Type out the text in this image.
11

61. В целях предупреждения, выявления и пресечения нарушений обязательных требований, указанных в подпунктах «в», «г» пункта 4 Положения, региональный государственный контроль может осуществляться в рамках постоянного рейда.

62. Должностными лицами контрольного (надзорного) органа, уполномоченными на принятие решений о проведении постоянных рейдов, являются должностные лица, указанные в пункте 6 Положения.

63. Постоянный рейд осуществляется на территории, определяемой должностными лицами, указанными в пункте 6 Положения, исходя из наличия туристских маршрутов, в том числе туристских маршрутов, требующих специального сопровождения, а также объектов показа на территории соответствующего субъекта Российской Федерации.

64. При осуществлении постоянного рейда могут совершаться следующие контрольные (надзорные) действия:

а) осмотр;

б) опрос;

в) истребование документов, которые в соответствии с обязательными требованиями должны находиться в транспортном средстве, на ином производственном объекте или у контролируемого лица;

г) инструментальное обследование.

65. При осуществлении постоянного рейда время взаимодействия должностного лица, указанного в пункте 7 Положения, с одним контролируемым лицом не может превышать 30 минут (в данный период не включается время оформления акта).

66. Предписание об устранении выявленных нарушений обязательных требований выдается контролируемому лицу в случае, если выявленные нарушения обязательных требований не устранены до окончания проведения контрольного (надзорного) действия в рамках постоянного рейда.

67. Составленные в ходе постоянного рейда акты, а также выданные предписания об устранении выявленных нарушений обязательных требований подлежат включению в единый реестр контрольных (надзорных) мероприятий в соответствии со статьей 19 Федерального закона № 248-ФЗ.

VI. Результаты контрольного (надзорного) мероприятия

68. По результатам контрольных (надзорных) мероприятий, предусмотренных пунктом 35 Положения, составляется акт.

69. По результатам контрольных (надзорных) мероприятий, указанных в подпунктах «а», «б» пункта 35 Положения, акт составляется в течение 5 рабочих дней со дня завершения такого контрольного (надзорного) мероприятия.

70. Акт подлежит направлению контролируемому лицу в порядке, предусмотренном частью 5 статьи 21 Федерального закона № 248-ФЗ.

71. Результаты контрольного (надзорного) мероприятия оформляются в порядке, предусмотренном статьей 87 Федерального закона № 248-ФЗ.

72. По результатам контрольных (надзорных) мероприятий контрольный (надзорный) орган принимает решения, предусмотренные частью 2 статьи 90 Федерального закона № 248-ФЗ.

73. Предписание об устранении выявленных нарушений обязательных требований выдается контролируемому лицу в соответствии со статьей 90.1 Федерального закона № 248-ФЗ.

- - - -

Write every record out again, unaltered.

Type out the text in this image.
11

61. В целях предупреждения, выявления и пресечения нарушений обязательных требований, указанных в подпунктах «в», «г» пункта 4 Положения, региональный государственный контроль может осуществляться в рамках постоянного рейда.

62. Должностными лицами контрольного (надзорного) органа, уполномоченными на принятие решений о проведении постоянных рейдов, являются должностные лица, указанные в пункте 6 Положения.

63. Постоянный рейд осуществляется на территории, определяемой должностными лицами, указанными в пункте 6 Положения, исходя из наличия туристских маршрутов, в том числе туристских маршрутов, требующих специального сопровождения, а также объектов показа на территории соответствующего субъекта Российской Федерации.

64. При осуществлении постоянного рейда могут совершаться следующие контрольные (надзорные) действия:

а) осмотр;

б) опрос;

в) истребование документов, которые в соответствии с обязательными требованиями должны находиться в транспортном средстве, на ином производственном объекте или у контролируемого лица;

г) инструментальное обследование.

65. При осуществлении постоянного рейда время взаимодействия должностного лица, указанного в пункте 7 Положения, с одним контролируемым лицом не может превышать 30 минут (в данный период не включается время оформления акта).

66. Предписание об устранении выявленных нарушений обязательных требований выдается контролируемому лицу в случае, если выявленные нарушения обязательных требований не устранены до окончания проведения контрольного (надзорного) действия в рамках постоянного рейда.

67. Составленные в ходе постоянного рейда акты, а также выданные предписания об устранении выявленных нарушений обязательных требований подлежат включению в единый реестр контрольных (надзорных) мероприятий в соответствии со статьей 19 Федерального закона № 248-ФЗ.

VI. Результаты контрольного (надзорного) мероприятия

68. По результатам контрольных (надзорных) мероприятий, предусмотренных пунктом 35 Положения, составляется акт.

69. По результатам контрольных (надзорных) мероприятий, указанных в подпунктах «а», «б» пункта 35 Положения, акт составляется в течение 5 рабочих дней со дня завершения такого контрольного (надзорного) мероприятия.

70. Акт подлежит направлению контролируемому лицу в порядке, предусмотренном частью 5 статьи 21 Федерального закона № 248-ФЗ.

71. Результаты контрольного (надзорного) мероприятия оформляются в порядке, предусмотренном статьей 87 Федерального закона № 248-ФЗ.

72. По результатам контрольных (надзорных) мероприятий контрольный (надзорный) орган принимает решения, предусмотренные частью 2 статьи 90 Федерального закона № 248-ФЗ.

73. Предписание об устранении выявленных нарушений обязательных требований выдается контролируемому лицу в соответствии со статьей 90.1 Федерального закона № 248-ФЗ.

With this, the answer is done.